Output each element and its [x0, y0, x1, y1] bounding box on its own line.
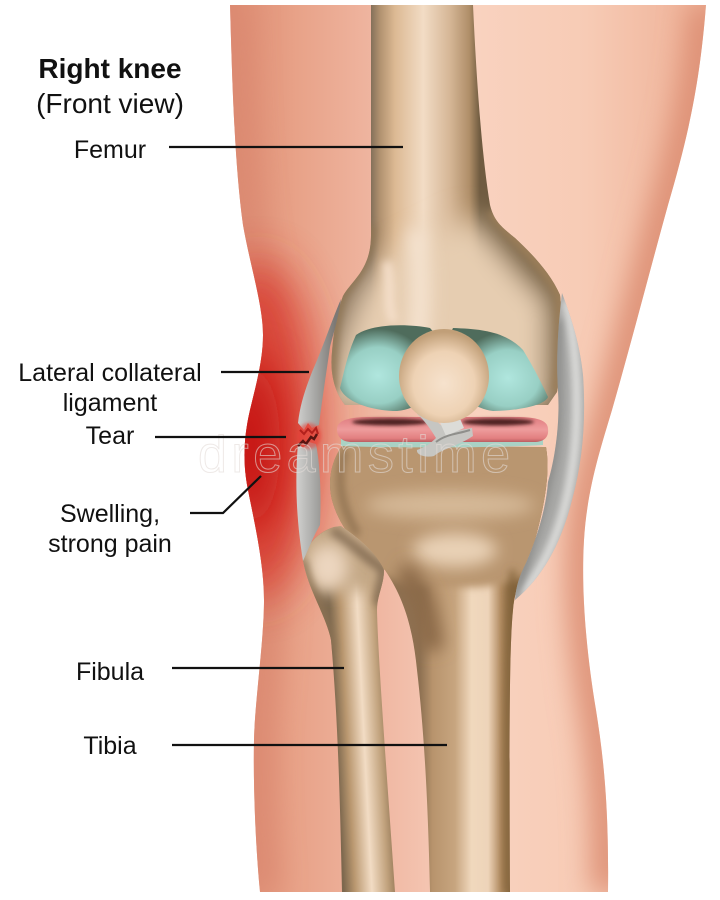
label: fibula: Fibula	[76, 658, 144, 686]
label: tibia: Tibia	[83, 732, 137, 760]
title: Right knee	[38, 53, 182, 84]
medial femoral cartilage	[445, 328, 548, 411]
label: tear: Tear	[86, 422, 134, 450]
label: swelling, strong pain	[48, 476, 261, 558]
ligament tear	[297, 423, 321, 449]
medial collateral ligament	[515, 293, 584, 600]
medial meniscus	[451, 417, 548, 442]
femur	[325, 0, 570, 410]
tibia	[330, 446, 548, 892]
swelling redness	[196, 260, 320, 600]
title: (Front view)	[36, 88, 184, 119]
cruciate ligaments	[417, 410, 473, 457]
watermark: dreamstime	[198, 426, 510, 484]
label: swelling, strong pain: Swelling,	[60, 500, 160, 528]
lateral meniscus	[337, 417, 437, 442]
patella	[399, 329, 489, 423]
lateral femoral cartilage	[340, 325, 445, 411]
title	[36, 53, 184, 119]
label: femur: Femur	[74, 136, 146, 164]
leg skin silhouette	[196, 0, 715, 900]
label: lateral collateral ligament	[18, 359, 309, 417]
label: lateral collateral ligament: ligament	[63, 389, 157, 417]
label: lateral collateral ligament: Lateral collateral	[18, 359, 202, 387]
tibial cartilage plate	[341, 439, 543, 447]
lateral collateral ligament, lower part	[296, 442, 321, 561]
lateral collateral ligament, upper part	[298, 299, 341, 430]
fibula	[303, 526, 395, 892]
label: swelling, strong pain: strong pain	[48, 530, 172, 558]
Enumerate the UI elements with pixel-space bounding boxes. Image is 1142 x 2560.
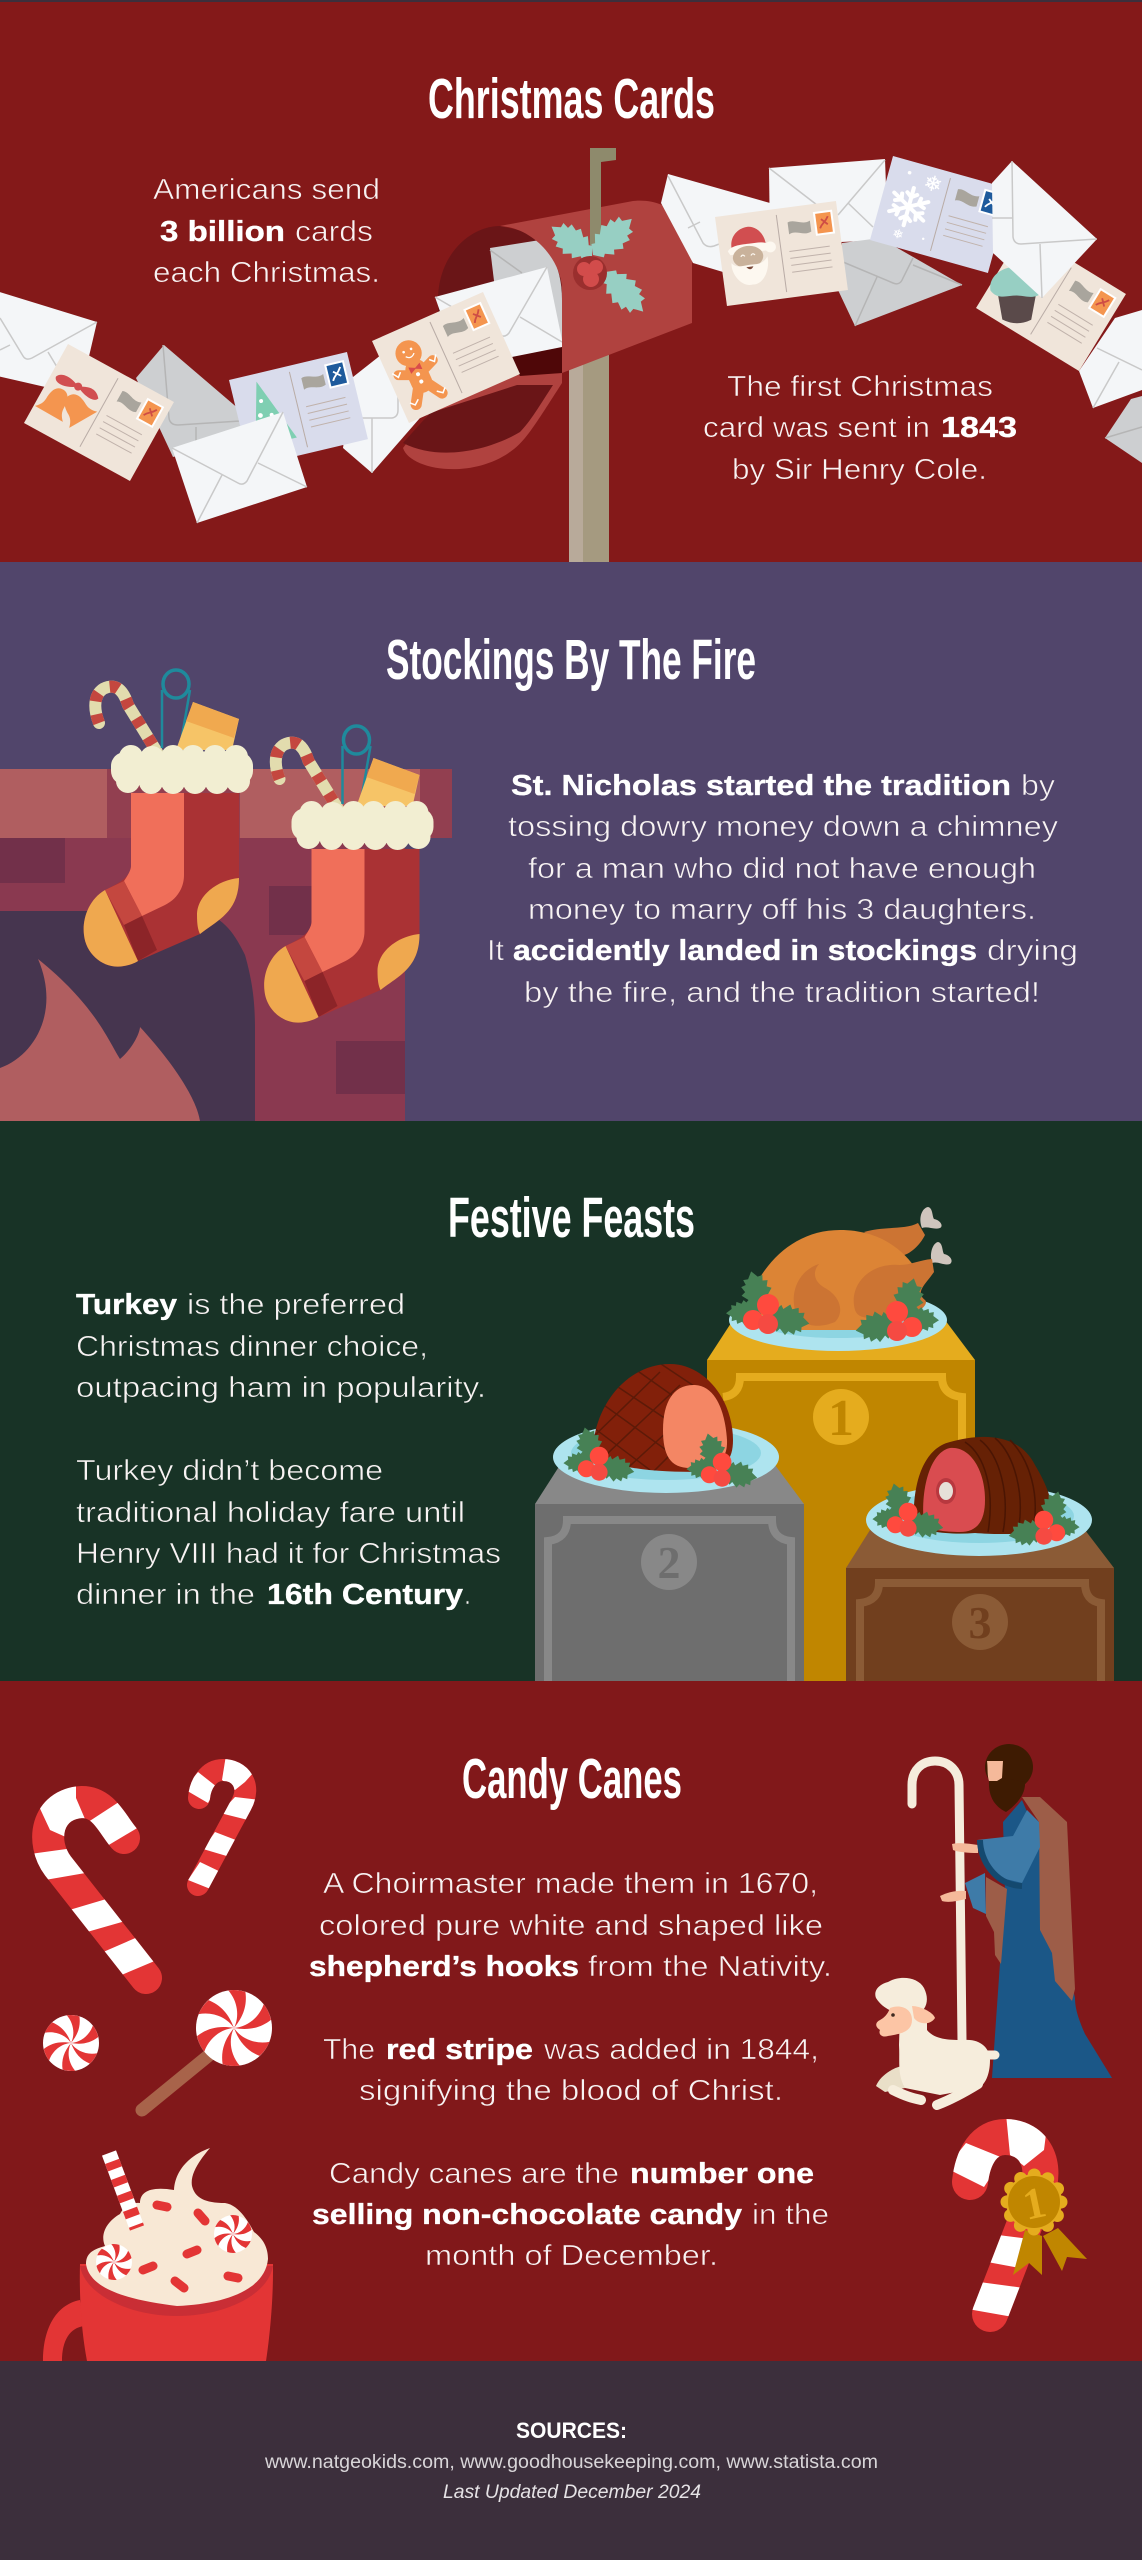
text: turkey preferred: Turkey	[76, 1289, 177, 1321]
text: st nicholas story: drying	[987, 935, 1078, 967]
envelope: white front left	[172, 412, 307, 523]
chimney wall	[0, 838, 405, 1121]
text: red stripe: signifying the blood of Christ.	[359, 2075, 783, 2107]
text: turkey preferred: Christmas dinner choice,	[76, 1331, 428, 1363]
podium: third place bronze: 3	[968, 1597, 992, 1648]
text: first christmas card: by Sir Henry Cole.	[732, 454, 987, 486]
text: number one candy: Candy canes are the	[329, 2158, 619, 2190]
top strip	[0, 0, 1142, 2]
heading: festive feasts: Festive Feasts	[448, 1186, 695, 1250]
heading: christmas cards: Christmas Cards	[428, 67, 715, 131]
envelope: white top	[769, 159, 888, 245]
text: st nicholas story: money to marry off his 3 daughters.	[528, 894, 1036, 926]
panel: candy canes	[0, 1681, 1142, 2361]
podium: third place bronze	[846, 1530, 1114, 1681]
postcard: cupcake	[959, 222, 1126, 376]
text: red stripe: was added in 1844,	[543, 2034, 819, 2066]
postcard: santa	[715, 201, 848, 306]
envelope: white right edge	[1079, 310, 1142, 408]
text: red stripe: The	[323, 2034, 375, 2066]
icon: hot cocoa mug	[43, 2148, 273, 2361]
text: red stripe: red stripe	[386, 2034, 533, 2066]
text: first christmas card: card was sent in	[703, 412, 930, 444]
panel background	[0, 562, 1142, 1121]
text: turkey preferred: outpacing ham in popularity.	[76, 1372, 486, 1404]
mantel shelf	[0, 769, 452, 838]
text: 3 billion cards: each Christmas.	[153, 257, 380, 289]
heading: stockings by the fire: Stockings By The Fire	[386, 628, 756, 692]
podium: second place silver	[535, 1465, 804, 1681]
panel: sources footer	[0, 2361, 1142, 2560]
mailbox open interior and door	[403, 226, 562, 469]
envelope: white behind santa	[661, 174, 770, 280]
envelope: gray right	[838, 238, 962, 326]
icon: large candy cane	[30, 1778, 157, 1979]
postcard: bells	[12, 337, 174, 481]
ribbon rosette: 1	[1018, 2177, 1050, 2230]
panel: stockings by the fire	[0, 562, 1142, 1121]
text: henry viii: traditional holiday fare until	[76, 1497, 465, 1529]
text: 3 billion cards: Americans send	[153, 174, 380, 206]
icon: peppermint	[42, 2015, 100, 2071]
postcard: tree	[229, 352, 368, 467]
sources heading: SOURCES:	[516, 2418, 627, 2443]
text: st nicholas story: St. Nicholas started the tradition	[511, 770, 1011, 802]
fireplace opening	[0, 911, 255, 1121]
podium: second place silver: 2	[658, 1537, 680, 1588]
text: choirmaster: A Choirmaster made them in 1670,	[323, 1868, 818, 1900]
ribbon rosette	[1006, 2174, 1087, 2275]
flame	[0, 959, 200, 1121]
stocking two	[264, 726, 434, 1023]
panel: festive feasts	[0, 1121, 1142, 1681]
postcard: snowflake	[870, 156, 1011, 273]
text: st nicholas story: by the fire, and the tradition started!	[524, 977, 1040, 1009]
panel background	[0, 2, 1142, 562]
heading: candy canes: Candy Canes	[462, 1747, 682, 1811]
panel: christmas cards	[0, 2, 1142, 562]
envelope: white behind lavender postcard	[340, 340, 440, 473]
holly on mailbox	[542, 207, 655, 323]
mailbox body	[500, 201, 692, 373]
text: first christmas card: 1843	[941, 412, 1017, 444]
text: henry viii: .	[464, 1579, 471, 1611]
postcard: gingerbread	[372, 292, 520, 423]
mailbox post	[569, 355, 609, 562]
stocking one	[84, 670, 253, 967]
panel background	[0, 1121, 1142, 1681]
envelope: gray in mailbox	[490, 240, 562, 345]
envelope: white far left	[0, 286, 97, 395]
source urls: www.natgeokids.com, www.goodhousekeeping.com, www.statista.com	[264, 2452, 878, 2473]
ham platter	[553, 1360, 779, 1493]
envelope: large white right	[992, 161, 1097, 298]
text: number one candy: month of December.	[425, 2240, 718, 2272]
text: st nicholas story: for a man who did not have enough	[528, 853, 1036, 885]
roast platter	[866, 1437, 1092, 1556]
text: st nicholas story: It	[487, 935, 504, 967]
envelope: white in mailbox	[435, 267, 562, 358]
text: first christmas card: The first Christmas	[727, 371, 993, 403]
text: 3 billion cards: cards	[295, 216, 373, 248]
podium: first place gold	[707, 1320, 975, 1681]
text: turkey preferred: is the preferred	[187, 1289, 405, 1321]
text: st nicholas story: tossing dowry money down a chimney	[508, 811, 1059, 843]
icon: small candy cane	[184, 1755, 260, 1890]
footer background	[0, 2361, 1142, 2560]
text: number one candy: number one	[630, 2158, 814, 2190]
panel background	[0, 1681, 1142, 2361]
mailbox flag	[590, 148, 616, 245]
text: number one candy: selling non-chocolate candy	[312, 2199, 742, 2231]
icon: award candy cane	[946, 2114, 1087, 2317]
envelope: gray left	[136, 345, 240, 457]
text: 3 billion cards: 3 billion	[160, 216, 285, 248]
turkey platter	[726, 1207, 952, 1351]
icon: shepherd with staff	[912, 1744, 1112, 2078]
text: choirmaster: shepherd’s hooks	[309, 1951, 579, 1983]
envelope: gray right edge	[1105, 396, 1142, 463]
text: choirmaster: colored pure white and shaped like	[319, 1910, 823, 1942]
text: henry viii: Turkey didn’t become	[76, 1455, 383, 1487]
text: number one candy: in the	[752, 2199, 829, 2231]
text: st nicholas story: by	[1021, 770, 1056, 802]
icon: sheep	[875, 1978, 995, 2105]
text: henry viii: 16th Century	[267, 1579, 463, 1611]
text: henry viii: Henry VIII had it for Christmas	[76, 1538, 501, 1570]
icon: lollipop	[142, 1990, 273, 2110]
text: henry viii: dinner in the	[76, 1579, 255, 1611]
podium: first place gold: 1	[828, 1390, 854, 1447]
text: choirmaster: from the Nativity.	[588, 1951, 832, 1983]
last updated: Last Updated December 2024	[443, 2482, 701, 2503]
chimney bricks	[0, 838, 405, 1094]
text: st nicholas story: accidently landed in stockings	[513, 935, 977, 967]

* **What to work on**
Rewrite the stretch of entries from the line containing "658, 144, 686]" through the line containing "422, 134, 450]", swapping "label" for "caption" and leaving everything else as it is.

* **Solved exercise**
caption: fibula: Fibula	[76, 658, 144, 686]
caption: tibia: Tibia	[83, 732, 137, 760]
title: Right knee	[38, 53, 182, 84]
medial femoral cartilage	[445, 328, 548, 411]
caption: tear: Tear	[86, 422, 134, 450]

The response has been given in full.